(begin)

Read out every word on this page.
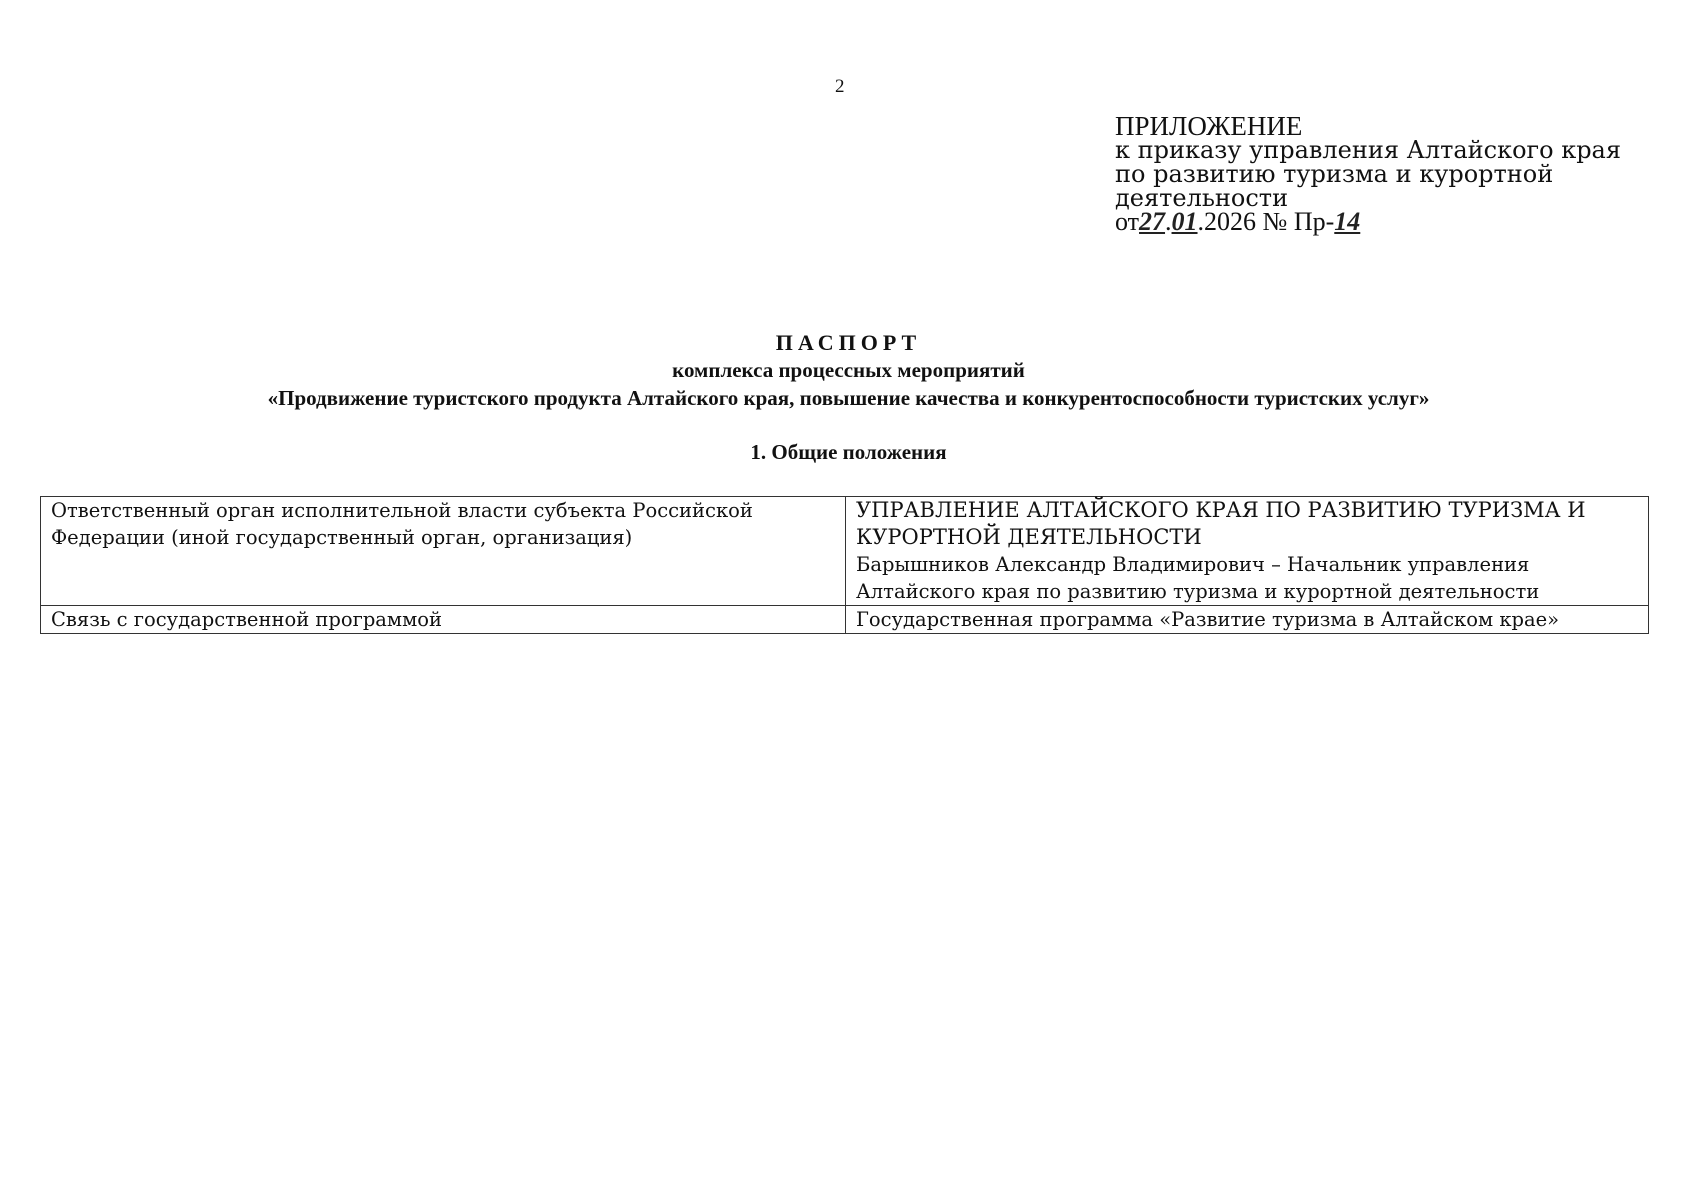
2
ПРИЛОЖЕНИЕ
к приказу управления Алтайского края
по развитию туризма и курортной
деятельности
от27.01.2026 № Пр-14
ПАСПОРТ
комплекса процессных мероприятий
«Продвижение туристского продукта Алтайского края, повышение качества и конкурентоспособности туристских услуг»
1. Общие положения
Ответственный орган исполнительной власти субъекта Российской Федерации (иной государственный орган, организация)	УПРАВЛЕНИЕ АЛТАЙСКОГО КРАЯ ПО РАЗВИТИЮ ТУРИЗМА И КУРОРТНОЙ ДЕЯТЕЛЬНОСТИ
Барышников Александр Владимирович – Начальник управления Алтайского края по развитию туризма и курортной деятельности

Связь с государственной программой	Государственная программа «Развитие туризма в Алтайском крае»
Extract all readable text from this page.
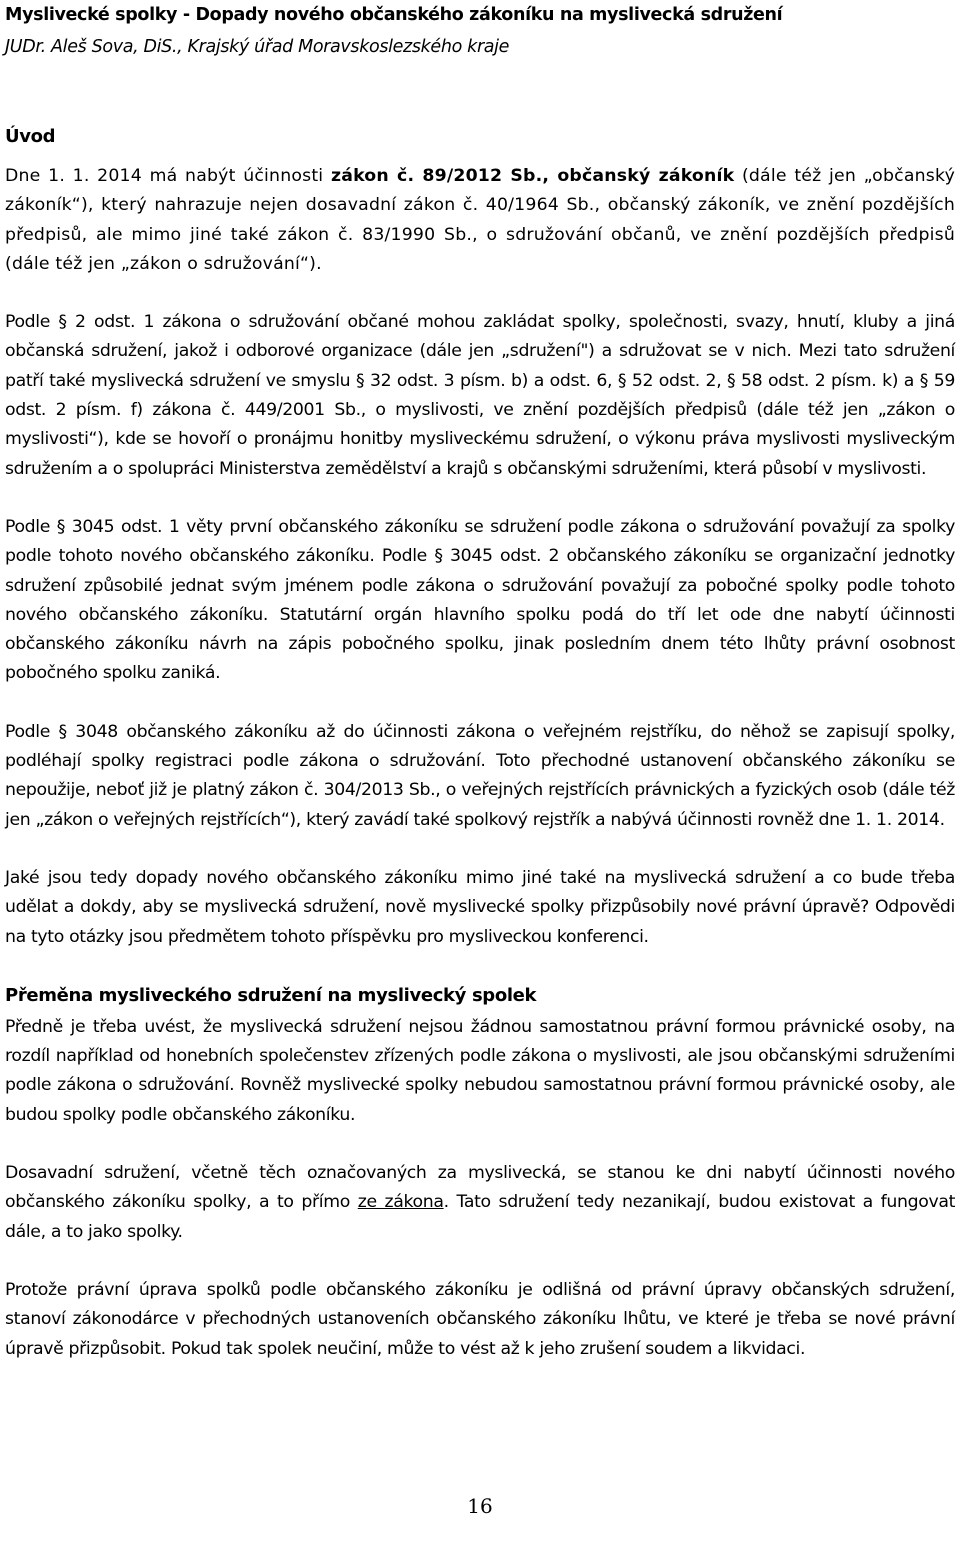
Myslivecké spolky - Dopady nového občanského zákoníku na myslivecká sdružení

JUDr. Aleš Sova, DiS., Krajský úřad Moravskoslezského kraje

Úvod

Dne 1. 1. 2014 má nabýt účinnosti zákon č. 89/2012 Sb., občanský zákoník (dále též jen „občanský zákoník“), který nahrazuje nejen dosavadní zákon č. 40/1964 Sb., občanský zákoník, ve znění pozdějších předpisů, ale mimo jiné také zákon č. 83/1990 Sb., o sdružování občanů, ve znění pozdějších předpisů (dále též jen „zákon o sdružování“).

Podle § 2 odst. 1 zákona o sdružování občané mohou zakládat spolky, společnosti, svazy, hnutí, kluby a jiná občanská sdružení, jakož i odborové organizace (dále jen „sdružení") a sdružovat se v nich. Mezi tato sdružení patří také myslivecká sdružení ve smyslu § 32 odst. 3 písm. b) a odst. 6, § 52 odst. 2, § 58 odst. 2 písm. k) a § 59 odst. 2 písm. f) zákona č. 449/2001 Sb., o myslivosti, ve znění pozdějších předpisů (dále též jen „zákon o myslivosti“), kde se hovoří o pronájmu honitby mysliveckému sdružení, o výkonu práva myslivosti mysliveckým sdružením a o spolupráci Ministerstva zemědělství a krajů s občanskými sdruženími, která působí v myslivosti.

Podle § 3045 odst. 1 věty první občanského zákoníku se sdružení podle zákona o sdružování považují za spolky podle tohoto nového občanského zákoníku. Podle § 3045 odst. 2 občanského zákoníku se organizační jednotky sdružení způsobilé jednat svým jménem podle zákona o sdružování považují za pobočné spolky podle tohoto nového občanského zákoníku. Statutární orgán hlavního spolku podá do tří let ode dne nabytí účinnosti občanského zákoníku návrh na zápis pobočného spolku, jinak posledním dnem této lhůty právní osobnost pobočného spolku zaniká.

Podle § 3048 občanského zákoníku až do účinnosti zákona o veřejném rejstříku, do něhož se zapisují spolky, podléhají spolky registraci podle zákona o sdružování. Toto přechodné ustanovení občanského zákoníku se nepoužije, neboť již je platný zákon č. 304/2013 Sb., o veřejných rejstřících právnických a fyzických osob (dále též jen „zákon o veřejných rejstřících“), který zavádí také spolkový rejstřík a nabývá účinnosti rovněž dne 1. 1. 2014.

Jaké jsou tedy dopady nového občanského zákoníku mimo jiné také na myslivecká sdružení a co bude třeba udělat a dokdy, aby se myslivecká sdružení, nově myslivecké spolky přizpůsobily nové právní úpravě? Odpovědi na tyto otázky jsou předmětem tohoto příspěvku pro mysliveckou konferenci.

Přeměna mysliveckého sdružení na myslivecký spolek

Předně je třeba uvést, že myslivecká sdružení nejsou žádnou samostatnou právní formou právnické osoby, na rozdíl například od honebních společenstev zřízených podle zákona o myslivosti, ale jsou občanskými sdruženími podle zákona o sdružování. Rovněž myslivecké spolky nebudou samostatnou právní formou právnické osoby, ale budou spolky podle občanského zákoníku.

Dosavadní sdružení, včetně těch označovaných za myslivecká, se stanou ke dni nabytí účinnosti nového občanského zákoníku spolky, a to přímo ze zákona. Tato sdružení tedy nezanikají, budou existovat a fungovat dále, a to jako spolky.

Protože právní úprava spolků podle občanského zákoníku je odlišná od právní úpravy občanských sdružení, stanoví zákonodárce v přechodných ustanoveních občanského zákoníku lhůtu, ve které je třeba se nové právní úpravě přizpůsobit. Pokud tak spolek neučiní, může to vést až k jeho zrušení soudem a likvidaci.

16
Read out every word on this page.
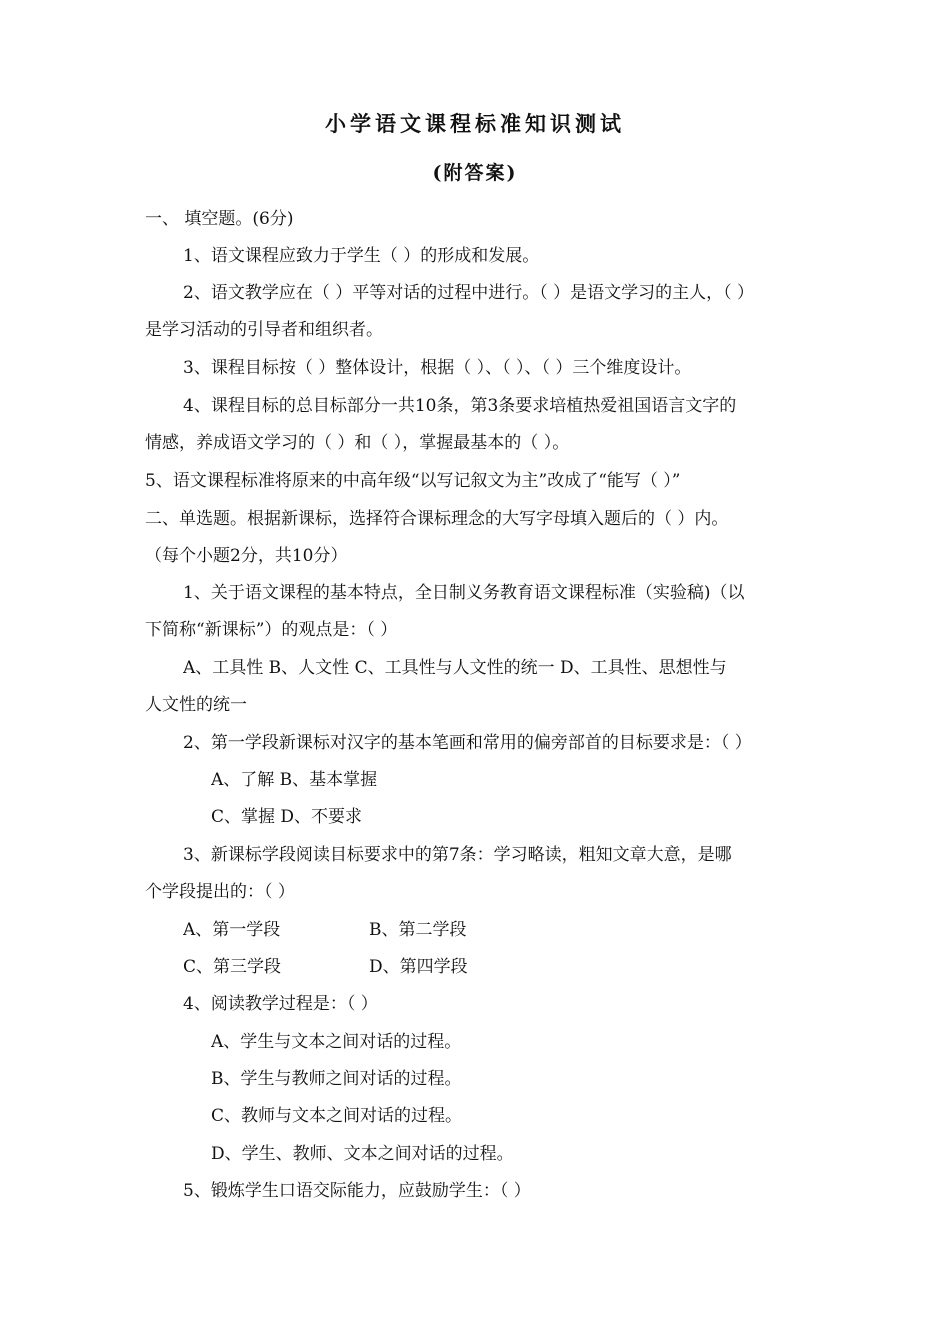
小学语文课程标准知识测试
(附答案)
一、 填空题。(6分)
1、语文课程应致力于学生（ ）的形成和发展。
2、语文教学应在（ ）平等对话的过程中进行。（ ）是语文学习的主人，（ ）
是学习活动的引导者和组织者。
3、课程目标按（ ）整体设计，根据（ ）、（ ）、（ ）三个维度设计。
4、课程目标的总目标部分一共10条，第3条要求培植热爱祖国语言文字的
情感，养成语文学习的（ ）和（ ），掌握最基本的（ ）。
5、语文课程标准将原来的中高年级“以写记叙文为主”改成了“能写（ ）”
二、单选题。根据新课标，选择符合课标理念的大写字母填入题后的（ ）内。
（每个小题2分，共10分）
1、关于语文课程的基本特点，全日制义务教育语文课程标准（实验稿)（以
下简称“新课标”）的观点是：（ ）
A、工具性 B、人文性 C、工具性与人文性的统一 D、工具性、思想性与
人文性的统一
2、第一学段新课标对汉字的基本笔画和常用的偏旁部首的目标要求是：（ ）
A、了解 B、基本掌握
C、掌握 D、不要求
3、新课标学段阅读目标要求中的第7条：学习略读，粗知文章大意，是哪
个学段提出的：（ ）
A、第一学段	B、第二学段
C、第三学段	D、第四学段
4、阅读教学过程是：（ ）
A、学生与文本之间对话的过程。
B、学生与教师之间对话的过程。
C、教师与文本之间对话的过程。
D、学生、教师、文本之间对话的过程。
5、锻炼学生口语交际能力，应鼓励学生：（ ）
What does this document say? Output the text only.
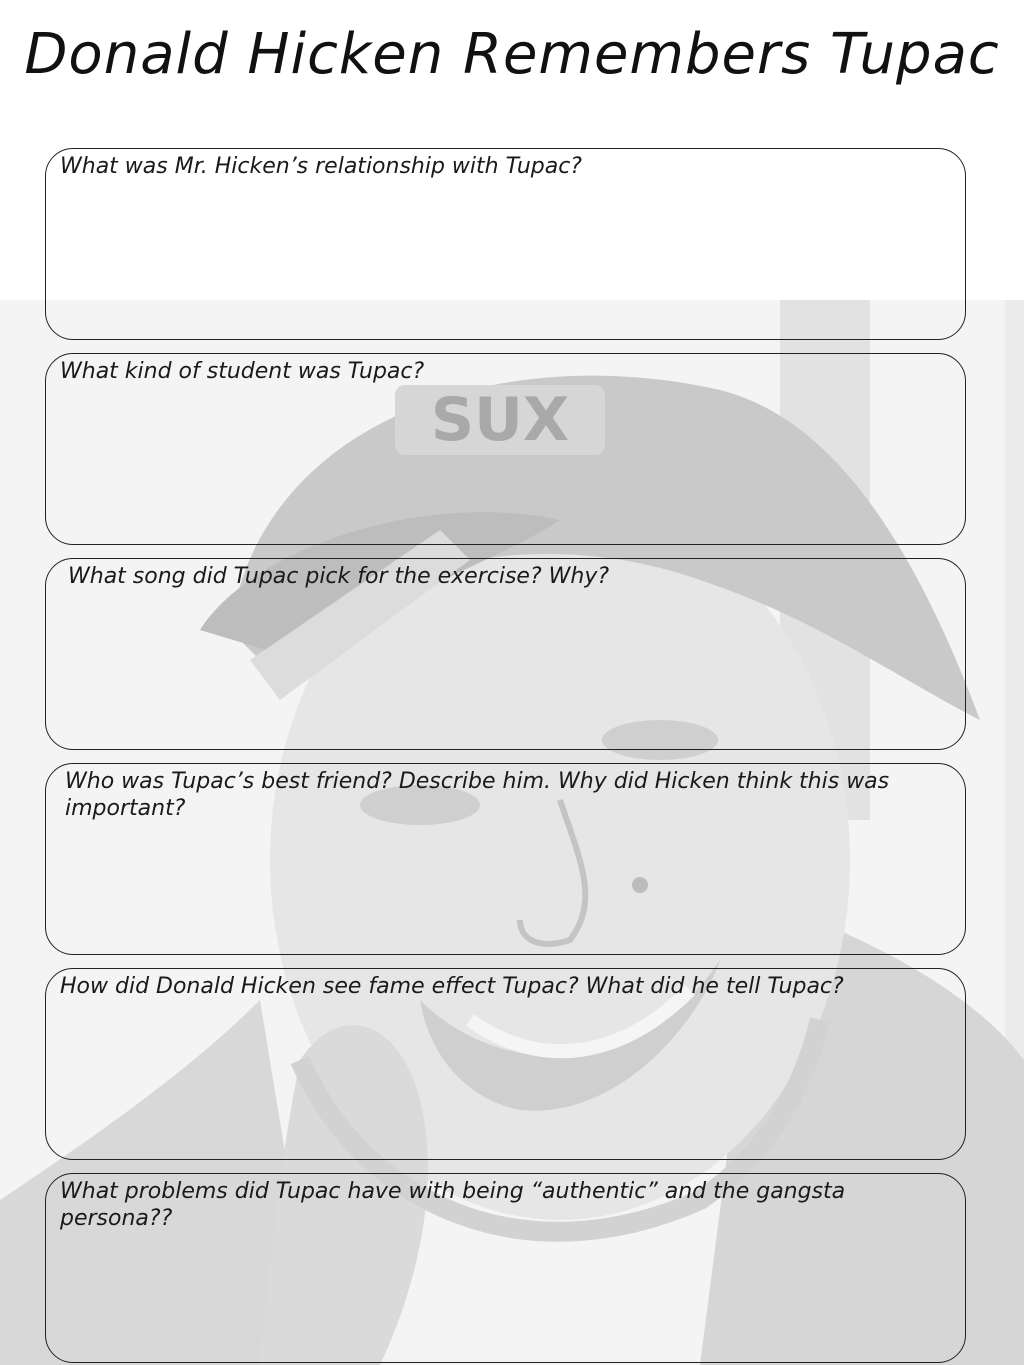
SUX
Donald Hicken Remembers Tupac
What was Mr. Hicken’s relationship with Tupac?
What kind of student was Tupac?
What song did Tupac pick for the exercise? Why?
Who was Tupac’s best friend? Describe him. Why did Hicken think this was important?
How did Donald Hicken see fame effect Tupac? What did he tell Tupac?
What problems did Tupac have with being “authentic” and the gangsta persona??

(end)

▶ PROBLEM TO SOLVE
Reproduce the data verbatim. Do not carry any picture into the copy.

▶ OUTPUT OF THE TASK
Read out every word on this page.
2
ПРИЛОЖЕНИЕ
к приказу управления Алтайского края
по развитию туризма и курортной
деятельности
от27.01.2026 № Пр-14
ПАСПОРТ
комплекса процессных мероприятий
«Продвижение туристского продукта Алтайского края, повышение качества и конкурентоспособности туристских услуг»
1. Общие положения
Ответственный орган исполнительной власти субъекта Российской Федерации (иной государственный орган, организация)	УПРАВЛЕНИЕ АЛТАЙСКОГО КРАЯ ПО РАЗВИТИЮ ТУРИЗМА И КУРОРТНОЙ ДЕЯТЕЛЬНОСТИ
Барышников Александр Владимирович – Начальник управления Алтайского края по развитию туризма и курортной деятельности

Связь с государственной программой	Государственная программа «Развитие туризма в Алтайском крае»
Extract all readable text from this page.
Myslivecké spolky - Dopady nového občanského zákoníku na myslivecká sdružení

JUDr. Aleš Sova, DiS., Krajský úřad Moravskoslezského kraje

Úvod

Dne 1. 1. 2014 má nabýt účinnosti zákon č. 89/2012 Sb., občanský zákoník (dále též jen „občanský zákoník“), který nahrazuje nejen dosavadní zákon č. 40/1964 Sb., občanský zákoník, ve znění pozdějších předpisů, ale mimo jiné také zákon č. 83/1990 Sb., o sdružování občanů, ve znění pozdějších předpisů (dále též jen „zákon o sdružování“).

Podle § 2 odst. 1 zákona o sdružování občané mohou zakládat spolky, společnosti, svazy, hnutí, kluby a jiná občanská sdružení, jakož i odborové organizace (dále jen „sdružení") a sdružovat se v nich. Mezi tato sdružení patří také myslivecká sdružení ve smyslu § 32 odst. 3 písm. b) a odst. 6, § 52 odst. 2, § 58 odst. 2 písm. k) a § 59 odst. 2 písm. f) zákona č. 449/2001 Sb., o myslivosti, ve znění pozdějších předpisů (dále též jen „zákon o myslivosti“), kde se hovoří o pronájmu honitby mysliveckému sdružení, o výkonu práva myslivosti mysliveckým sdružením a o spolupráci Ministerstva zemědělství a krajů s občanskými sdruženími, která působí v myslivosti.

Podle § 3045 odst. 1 věty první občanského zákoníku se sdružení podle zákona o sdružování považují za spolky podle tohoto nového občanského zákoníku. Podle § 3045 odst. 2 občanského zákoníku se organizační jednotky sdružení způsobilé jednat svým jménem podle zákona o sdružování považují za pobočné spolky podle tohoto nového občanského zákoníku. Statutární orgán hlavního spolku podá do tří let ode dne nabytí účinnosti občanského zákoníku návrh na zápis pobočného spolku, jinak posledním dnem této lhůty právní osobnost pobočného spolku zaniká.

Podle § 3048 občanského zákoníku až do účinnosti zákona o veřejném rejstříku, do něhož se zapisují spolky, podléhají spolky registraci podle zákona o sdružování. Toto přechodné ustanovení občanského zákoníku se nepoužije, neboť již je platný zákon č. 304/2013 Sb., o veřejných rejstřících právnických a fyzických osob (dále též jen „zákon o veřejných rejstřících“), který zavádí také spolkový rejstřík a nabývá účinnosti rovněž dne 1. 1. 2014.

Jaké jsou tedy dopady nového občanského zákoníku mimo jiné také na myslivecká sdružení a co bude třeba udělat a dokdy, aby se myslivecká sdružení, nově myslivecké spolky přizpůsobily nové právní úpravě? Odpovědi na tyto otázky jsou předmětem tohoto příspěvku pro mysliveckou konferenci.

Přeměna mysliveckého sdružení na myslivecký spolek

Předně je třeba uvést, že myslivecká sdružení nejsou žádnou samostatnou právní formou právnické osoby, na rozdíl například od honebních společenstev zřízených podle zákona o myslivosti, ale jsou občanskými sdruženími podle zákona o sdružování. Rovněž myslivecké spolky nebudou samostatnou právní formou právnické osoby, ale budou spolky podle občanského zákoníku.

Dosavadní sdružení, včetně těch označovaných za myslivecká, se stanou ke dni nabytí účinnosti nového občanského zákoníku spolky, a to přímo ze zákona. Tato sdružení tedy nezanikají, budou existovat a fungovat dále, a to jako spolky.

Protože právní úprava spolků podle občanského zákoníku je odlišná od právní úpravy občanských sdružení, stanoví zákonodárce v přechodných ustanoveních občanského zákoníku lhůtu, ve které je třeba se nové právní úpravě přizpůsobit. Pokud tak spolek neučiní, může to vést až k jeho zrušení soudem a likvidaci.

16
Read out every word on this page.
小学语文课程标准知识测试
(附答案)
一、 填空题。(6分)
1、语文课程应致力于学生（ ）的形成和发展。
2、语文教学应在（ ）平等对话的过程中进行。（ ）是语文学习的主人，（ ）
是学习活动的引导者和组织者。
3、课程目标按（ ）整体设计，根据（ ）、（ ）、（ ）三个维度设计。
4、课程目标的总目标部分一共10条，第3条要求培植热爱祖国语言文字的
情感，养成语文学习的（ ）和（ ），掌握最基本的（ ）。
5、语文课程标准将原来的中高年级“以写记叙文为主”改成了“能写（ ）”
二、单选题。根据新课标，选择符合课标理念的大写字母填入题后的（ ）内。
（每个小题2分，共10分）
1、关于语文课程的基本特点，全日制义务教育语文课程标准（实验稿)（以
下简称“新课标”）的观点是：（ ）
A、工具性 B、人文性 C、工具性与人文性的统一 D、工具性、思想性与
人文性的统一
2、第一学段新课标对汉字的基本笔画和常用的偏旁部首的目标要求是：（ ）
A、了解 B、基本掌握
C、掌握 D、不要求
3、新课标学段阅读目标要求中的第7条：学习略读，粗知文章大意，是哪
个学段提出的：（ ）
A、第一学段	B、第二学段
C、第三学段	D、第四学段
4、阅读教学过程是：（ ）
A、学生与文本之间对话的过程。
B、学生与教师之间对话的过程。
C、教师与文本之间对话的过程。
D、学生、教师、文本之间对话的过程。
5、锻炼学生口语交际能力，应鼓励学生：（ ）
What does this document say? Output the text only.
SUX
Donald Hicken Remembers Tupac
What was Mr. Hicken’s relationship with Tupac?
What kind of student was Tupac?
What song did Tupac pick for the exercise? Why?
Who was Tupac’s best friend? Describe him. Why did Hicken think this was important?
How did Donald Hicken see fame effect Tupac? What did he tell Tupac?
What problems did Tupac have with being “authentic” and the gangsta persona??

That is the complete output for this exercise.